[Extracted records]
* begin *

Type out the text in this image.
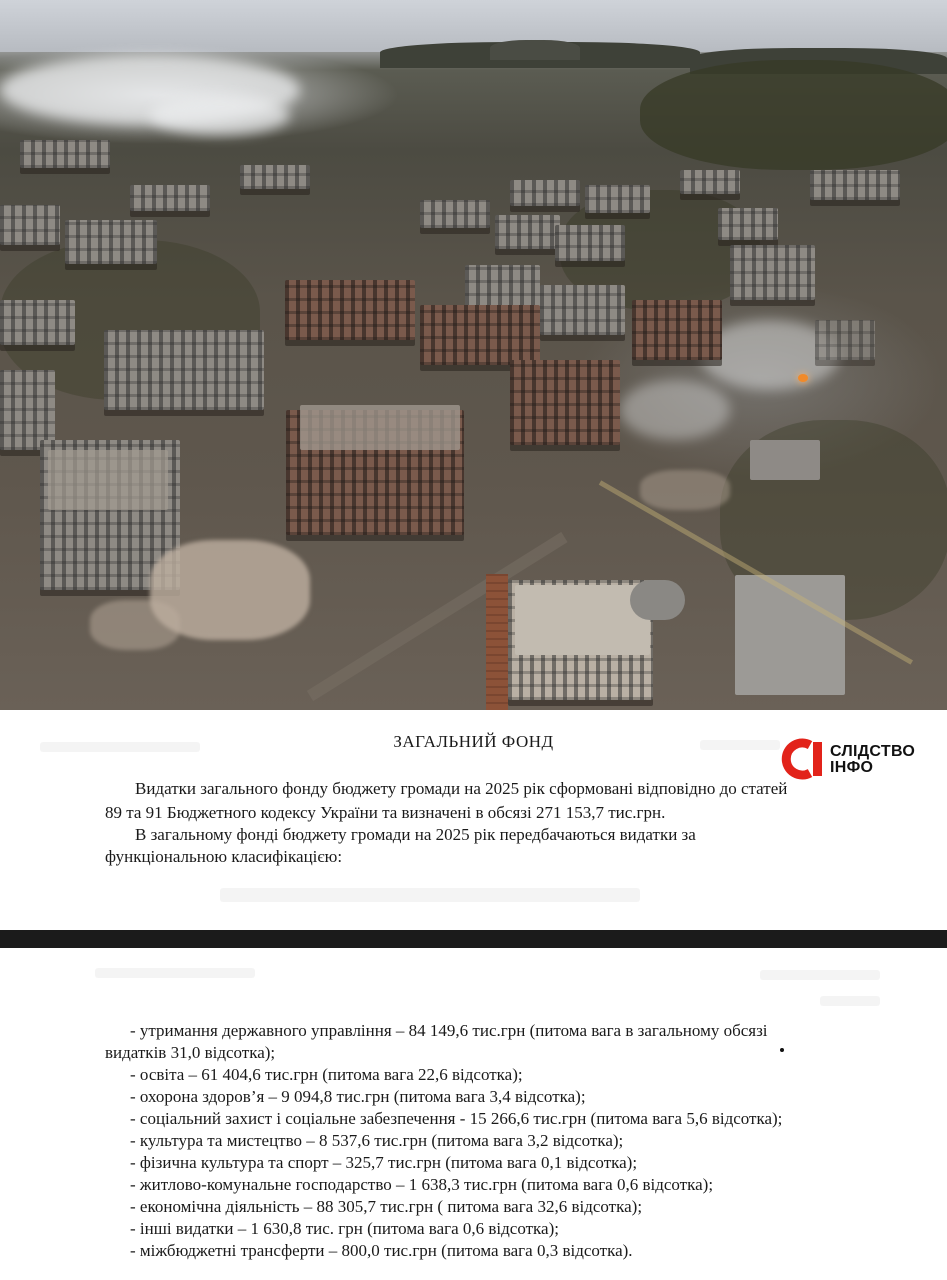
ЗАГАЛЬНИЙ ФОНД
СЛІДСТВО
ІНФО
Видатки загального фонду бюджету громади на 2025 рік сформовані відповідно до статей
89 та 91 Бюджетного кодексу України та визначені в обсязі 271 153,7 тис.грн.
В загальному фонді бюджету громади на 2025 рік передбачаються видатки за
функціональною класифікацією:
- утримання державного управління – 84 149,6 тис.грн (питома вага в загальному обсязі
видатків 31,0 відсотка);
- освіта – 61 404,6 тис.грн (питома вага 22,6 відсотка);
- охорона здоров’я – 9 094,8 тис.грн (питома вага 3,4 відсотка);
- соціальний захист і соціальне забезпечення - 15 266,6 тис.грн (питома вага 5,6 відсотка);
- культура та мистецтво – 8 537,6 тис.грн (питома вага 3,2 відсотка);
- фізична культура та спорт – 325,7 тис.грн (питома вага 0,1 відсотка);
- житлово-комунальне господарство – 1 638,3 тис.грн (питома вага 0,6 відсотка);
- економічна діяльність – 88 305,7 тис.грн ( питома вага 32,6 відсотка);
- інші видатки – 1 630,8 тис. грн (питома вага 0,6 відсотка);
- міжбюджетні трансферти – 800,0 тис.грн (питома вага 0,3 відсотка).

* end *

- _To be done_
Exclude the pictures, and transcribe all of the material exactly.

- _Full solution_
Type out the text in this image.
ЗАГАЛЬНИЙ ФОНД
СЛІДСТВО
ІНФО
Видатки загального фонду бюджету громади на 2025 рік сформовані відповідно до статей
89 та 91 Бюджетного кодексу України та визначені в обсязі 271 153,7 тис.грн.
В загальному фонді бюджету громади на 2025 рік передбачаються видатки за
функціональною класифікацією:
- утримання державного управління – 84 149,6 тис.грн (питома вага в загальному обсязі
видатків 31,0 відсотка);
- освіта – 61 404,6 тис.грн (питома вага 22,6 відсотка);
- охорона здоров’я – 9 094,8 тис.грн (питома вага 3,4 відсотка);
- соціальний захист і соціальне забезпечення - 15 266,6 тис.грн (питома вага 5,6 відсотка);
- культура та мистецтво – 8 537,6 тис.грн (питома вага 3,2 відсотка);
- фізична культура та спорт – 325,7 тис.грн (питома вага 0,1 відсотка);
- житлово-комунальне господарство – 1 638,3 тис.грн (питома вага 0,6 відсотка);
- економічна діяльність – 88 305,7 тис.грн ( питома вага 32,6 відсотка);
- інші видатки – 1 630,8 тис. грн (питома вага 0,6 відсотка);
- міжбюджетні трансферти – 800,0 тис.грн (питома вага 0,3 відсотка).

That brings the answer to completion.